> [EXERCISE OBJECTIVE]: Repeat every record below exactly, but leave out any pictures.

(Saved data entries)
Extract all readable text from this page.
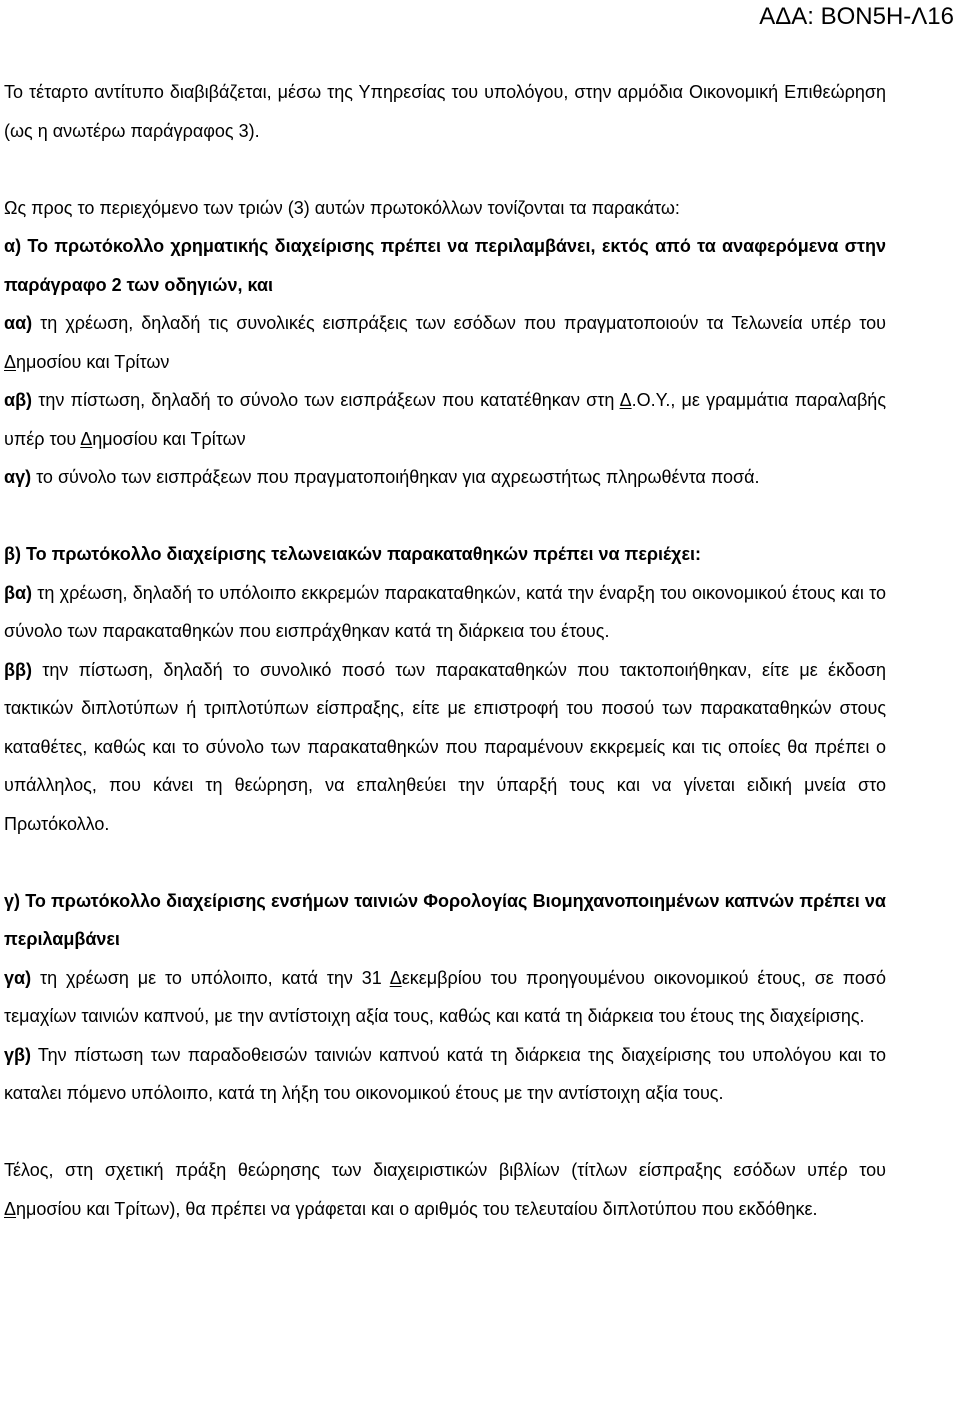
ΑΔΑ: ΒΟΝ5Η-Λ16

Το τέταρτο αντίτυπο διαβιβάζεται, μέσω της Υπηρεσίας του υπολόγου, στην αρμόδια Οικονομική Επιθεώρηση (ως η ανωτέρω παράγραφος 3).

Ως προς το περιεχόμενο των τριών (3) αυτών πρωτοκόλλων τονίζονται τα παρακάτω:

α) Το πρωτόκολλο χρηματικής διαχείρισης πρέπει να περιλαμβάνει, εκτός από τα αναφερόμενα στην παράγραφο 2 των οδηγιών, και

αα) τη χρέωση, δηλαδή τις συνολικές εισπράξεις των εσόδων που πραγματοποιούν τα Τελωνεία υπέρ του Δημοσίου και Τρίτων

αβ) την πίστωση, δηλαδή το σύνολο των εισπράξεων που κατατέθηκαν στη Δ.Ο.Υ., με γραμμάτια παραλαβής υπέρ του Δημοσίου και Τρίτων

αγ) το σύνολο των εισπράξεων που πραγματοποιήθηκαν για αχρεωστήτως πληρωθέντα ποσά.

β) Το πρωτόκολλο διαχείρισης τελωνειακών παρακαταθηκών πρέπει να περιέχει:

βα) τη χρέωση, δηλαδή το υπόλοιπο εκκρεμών παρακαταθηκών, κατά την έναρξη του οικονομικού έτους και το σύνολο των παρακαταθηκών που εισπράχθηκαν κατά τη διάρκεια του έτους.

ββ) την πίστωση, δηλαδή το συνολικό ποσό των παρακαταθηκών που τακτοποιήθηκαν, είτε με έκδοση τακτικών διπλοτύπων ή τριπλοτύπων είσπραξης, είτε με επιστροφή του ποσού των παρακαταθηκών στους καταθέτες, καθώς και το σύνολο των παρακαταθηκών που παραμένουν εκκρεμείς και τις οποίες θα πρέπει ο υπάλληλος, που κάνει τη θεώρηση, να επαληθεύει την ύπαρξή τους και να γίνεται ειδική μνεία στο Πρωτόκολλο.

γ) Το πρωτόκολλο διαχείρισης ενσήμων ταινιών Φορολογίας Βιομηχανοποιημένων καπνών πρέπει να περιλαμβάνει

γα) τη χρέωση με το υπόλοιπο, κατά την 31 Δεκεμβρίου του προηγουμένου οικονομικού έτους, σε ποσό τεμαχίων ταινιών καπνού, με την αντίστοιχη αξία τους, καθώς και κατά τη διάρκεια του έτους της διαχείρισης.

γβ) Την πίστωση των παραδοθεισών ταινιών καπνού κατά τη διάρκεια της διαχείρισης του υπολόγου και το καταλει πόμενο υπόλοιπο, κατά τη λήξη του οικονομικού έτους με την αντίστοιχη αξία τους.

Τέλος, στη σχετική πράξη θεώρησης των διαχειριστικών βιβλίων (τίτλων είσπραξης εσόδων υπέρ του Δημοσίου και Τρίτων), θα πρέπει να γράφεται και ο αριθμός του τελευταίου διπλοτύπου που εκδόθηκε.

> [SOLUTION TO THIS PROBLEM]:
Extract all readable text from this page.
ΑΔΑ: ΒΟΝ5Η-Λ16

Το τέταρτο αντίτυπο διαβιβάζεται, μέσω της Υπηρεσίας του υπολόγου, στην αρμόδια Οικονομική Επιθεώρηση (ως η ανωτέρω παράγραφος 3).

Ως προς το περιεχόμενο των τριών (3) αυτών πρωτοκόλλων τονίζονται τα παρακάτω:

α) Το πρωτόκολλο χρηματικής διαχείρισης πρέπει να περιλαμβάνει, εκτός από τα αναφερόμενα στην παράγραφο 2 των οδηγιών, και

αα) τη χρέωση, δηλαδή τις συνολικές εισπράξεις των εσόδων που πραγματοποιούν τα Τελωνεία υπέρ του Δημοσίου και Τρίτων

αβ) την πίστωση, δηλαδή το σύνολο των εισπράξεων που κατατέθηκαν στη Δ.Ο.Υ., με γραμμάτια παραλαβής υπέρ του Δημοσίου και Τρίτων

αγ) το σύνολο των εισπράξεων που πραγματοποιήθηκαν για αχρεωστήτως πληρωθέντα ποσά.

β) Το πρωτόκολλο διαχείρισης τελωνειακών παρακαταθηκών πρέπει να περιέχει:

βα) τη χρέωση, δηλαδή το υπόλοιπο εκκρεμών παρακαταθηκών, κατά την έναρξη του οικονομικού έτους και το σύνολο των παρακαταθηκών που εισπράχθηκαν κατά τη διάρκεια του έτους.

ββ) την πίστωση, δηλαδή το συνολικό ποσό των παρακαταθηκών που τακτοποιήθηκαν, είτε με έκδοση τακτικών διπλοτύπων ή τριπλοτύπων είσπραξης, είτε με επιστροφή του ποσού των παρακαταθηκών στους καταθέτες, καθώς και το σύνολο των παρακαταθηκών που παραμένουν εκκρεμείς και τις οποίες θα πρέπει ο υπάλληλος, που κάνει τη θεώρηση, να επαληθεύει την ύπαρξή τους και να γίνεται ειδική μνεία στο Πρωτόκολλο.

γ) Το πρωτόκολλο διαχείρισης ενσήμων ταινιών Φορολογίας Βιομηχανοποιημένων καπνών πρέπει να περιλαμβάνει

γα) τη χρέωση με το υπόλοιπο, κατά την 31 Δεκεμβρίου του προηγουμένου οικονομικού έτους, σε ποσό τεμαχίων ταινιών καπνού, με την αντίστοιχη αξία τους, καθώς και κατά τη διάρκεια του έτους της διαχείρισης.

γβ) Την πίστωση των παραδοθεισών ταινιών καπνού κατά τη διάρκεια της διαχείρισης του υπολόγου και το καταλει πόμενο υπόλοιπο, κατά τη λήξη του οικονομικού έτους με την αντίστοιχη αξία τους.

Τέλος, στη σχετική πράξη θεώρησης των διαχειριστικών βιβλίων (τίτλων είσπραξης εσόδων υπέρ του Δημοσίου και Τρίτων), θα πρέπει να γράφεται και ο αριθμός του τελευταίου διπλοτύπου που εκδόθηκε.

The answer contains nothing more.